◆ **WRITTEN EXERCISE**
Return the records that follow, matching each one exactly.

◆ **DATA PROVIDED**
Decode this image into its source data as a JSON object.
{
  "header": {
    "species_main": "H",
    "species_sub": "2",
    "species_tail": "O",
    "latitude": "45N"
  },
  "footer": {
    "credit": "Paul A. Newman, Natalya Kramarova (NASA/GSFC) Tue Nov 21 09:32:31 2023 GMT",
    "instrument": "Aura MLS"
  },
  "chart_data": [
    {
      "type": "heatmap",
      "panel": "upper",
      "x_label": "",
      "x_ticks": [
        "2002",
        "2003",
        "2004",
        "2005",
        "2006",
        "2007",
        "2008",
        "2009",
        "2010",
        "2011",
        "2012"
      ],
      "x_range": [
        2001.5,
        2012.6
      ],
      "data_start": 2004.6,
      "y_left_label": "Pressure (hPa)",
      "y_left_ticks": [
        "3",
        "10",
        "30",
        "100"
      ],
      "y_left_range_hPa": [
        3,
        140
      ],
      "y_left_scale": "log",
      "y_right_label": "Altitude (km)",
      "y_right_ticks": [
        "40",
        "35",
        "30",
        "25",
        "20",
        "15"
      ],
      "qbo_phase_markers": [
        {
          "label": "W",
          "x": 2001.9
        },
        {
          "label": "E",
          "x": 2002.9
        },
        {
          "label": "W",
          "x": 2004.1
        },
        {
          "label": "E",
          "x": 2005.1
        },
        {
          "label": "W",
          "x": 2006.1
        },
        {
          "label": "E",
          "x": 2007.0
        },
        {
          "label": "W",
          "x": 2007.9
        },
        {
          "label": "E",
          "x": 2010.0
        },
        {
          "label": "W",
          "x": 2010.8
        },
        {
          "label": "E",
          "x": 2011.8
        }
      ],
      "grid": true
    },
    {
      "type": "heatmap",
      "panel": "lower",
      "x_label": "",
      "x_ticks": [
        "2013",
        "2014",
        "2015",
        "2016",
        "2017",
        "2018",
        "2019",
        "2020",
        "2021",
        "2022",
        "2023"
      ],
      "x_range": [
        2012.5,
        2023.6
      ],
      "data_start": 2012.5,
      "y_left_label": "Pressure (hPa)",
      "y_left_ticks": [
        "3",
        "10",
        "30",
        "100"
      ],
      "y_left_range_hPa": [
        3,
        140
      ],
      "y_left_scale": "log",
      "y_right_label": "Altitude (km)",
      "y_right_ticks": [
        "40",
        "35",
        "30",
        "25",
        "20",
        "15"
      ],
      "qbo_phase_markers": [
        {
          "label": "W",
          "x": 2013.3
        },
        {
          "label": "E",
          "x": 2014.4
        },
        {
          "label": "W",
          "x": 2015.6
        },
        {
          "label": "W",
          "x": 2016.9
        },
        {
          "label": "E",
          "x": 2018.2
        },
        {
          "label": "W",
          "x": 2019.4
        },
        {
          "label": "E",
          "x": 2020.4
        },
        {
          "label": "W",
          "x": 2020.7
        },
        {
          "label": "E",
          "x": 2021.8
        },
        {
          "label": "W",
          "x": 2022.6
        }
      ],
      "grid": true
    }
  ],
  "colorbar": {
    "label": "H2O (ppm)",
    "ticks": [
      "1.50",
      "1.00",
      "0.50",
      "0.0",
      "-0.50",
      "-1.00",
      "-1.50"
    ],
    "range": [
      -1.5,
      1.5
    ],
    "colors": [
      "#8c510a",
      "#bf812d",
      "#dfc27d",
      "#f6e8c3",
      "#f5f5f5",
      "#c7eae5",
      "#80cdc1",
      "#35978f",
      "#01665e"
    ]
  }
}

◆ **RESPONSE**
Decode this image into its source data as a JSON object.
{
  "header": {
    "species_main": "H",
    "species_sub": "2",
    "species_tail": "O",
    "latitude": "45N"
  },
  "footer": {
    "credit": "Paul A. Newman, Natalya Kramarova (NASA/GSFC) Tue Nov 21 09:32:31 2023 GMT",
    "instrument": "Aura MLS"
  },
  "chart_data": [
    {
      "type": "heatmap",
      "panel": "upper",
      "x_label": "",
      "x_ticks": [
        "2002",
        "2003",
        "2004",
        "2005",
        "2006",
        "2007",
        "2008",
        "2009",
        "2010",
        "2011",
        "2012"
      ],
      "x_range": [
        2001.5,
        2012.6
      ],
      "data_start": 2004.6,
      "y_left_label": "Pressure (hPa)",
      "y_left_ticks": [
        "3",
        "10",
        "30",
        "100"
      ],
      "y_left_range_hPa": [
        3,
        140
      ],
      "y_left_scale": "log",
      "y_right_label": "Altitude (km)",
      "y_right_ticks": [
        "40",
        "35",
        "30",
        "25",
        "20",
        "15"
      ],
      "qbo_phase_markers": [
        {
          "label": "W",
          "x": 2001.9
        },
        {
          "label": "E",
          "x": 2002.9
        },
        {
          "label": "W",
          "x": 2004.1
        },
        {
          "label": "E",
          "x": 2005.1
        },
        {
          "label": "W",
          "x": 2006.1
        },
        {
          "label": "E",
          "x": 2007.0
        },
        {
          "label": "W",
          "x": 2007.9
        },
        {
          "label": "E",
          "x": 2010.0
        },
        {
          "label": "W",
          "x": 2010.8
        },
        {
          "label": "E",
          "x": 2011.8
        }
      ],
      "grid": true
    },
    {
      "type": "heatmap",
      "panel": "lower",
      "x_label": "",
      "x_ticks": [
        "2013",
        "2014",
        "2015",
        "2016",
        "2017",
        "2018",
        "2019",
        "2020",
        "2021",
        "2022",
        "2023"
      ],
      "x_range": [
        2012.5,
        2023.6
      ],
      "data_start": 2012.5,
      "y_left_label": "Pressure (hPa)",
      "y_left_ticks": [
        "3",
        "10",
        "30",
        "100"
      ],
      "y_left_range_hPa": [
        3,
        140
      ],
      "y_left_scale": "log",
      "y_right_label": "Altitude (km)",
      "y_right_ticks": [
        "40",
        "35",
        "30",
        "25",
        "20",
        "15"
      ],
      "qbo_phase_markers": [
        {
          "label": "W",
          "x": 2013.3
        },
        {
          "label": "E",
          "x": 2014.4
        },
        {
          "label": "W",
          "x": 2015.6
        },
        {
          "label": "W",
          "x": 2016.9
        },
        {
          "label": "E",
          "x": 2018.2
        },
        {
          "label": "W",
          "x": 2019.4
        },
        {
          "label": "E",
          "x": 2020.4
        },
        {
          "label": "W",
          "x": 2020.7
        },
        {
          "label": "E",
          "x": 2021.8
        },
        {
          "label": "W",
          "x": 2022.6
        }
      ],
      "grid": true
    }
  ],
  "colorbar": {
    "label": "H2O (ppm)",
    "ticks": [
      "1.50",
      "1.00",
      "0.50",
      "0.0",
      "-0.50",
      "-1.00",
      "-1.50"
    ],
    "range": [
      -1.5,
      1.5
    ],
    "colors": [
      "#8c510a",
      "#bf812d",
      "#dfc27d",
      "#f6e8c3",
      "#f5f5f5",
      "#c7eae5",
      "#80cdc1",
      "#35978f",
      "#01665e"
    ]
  }
}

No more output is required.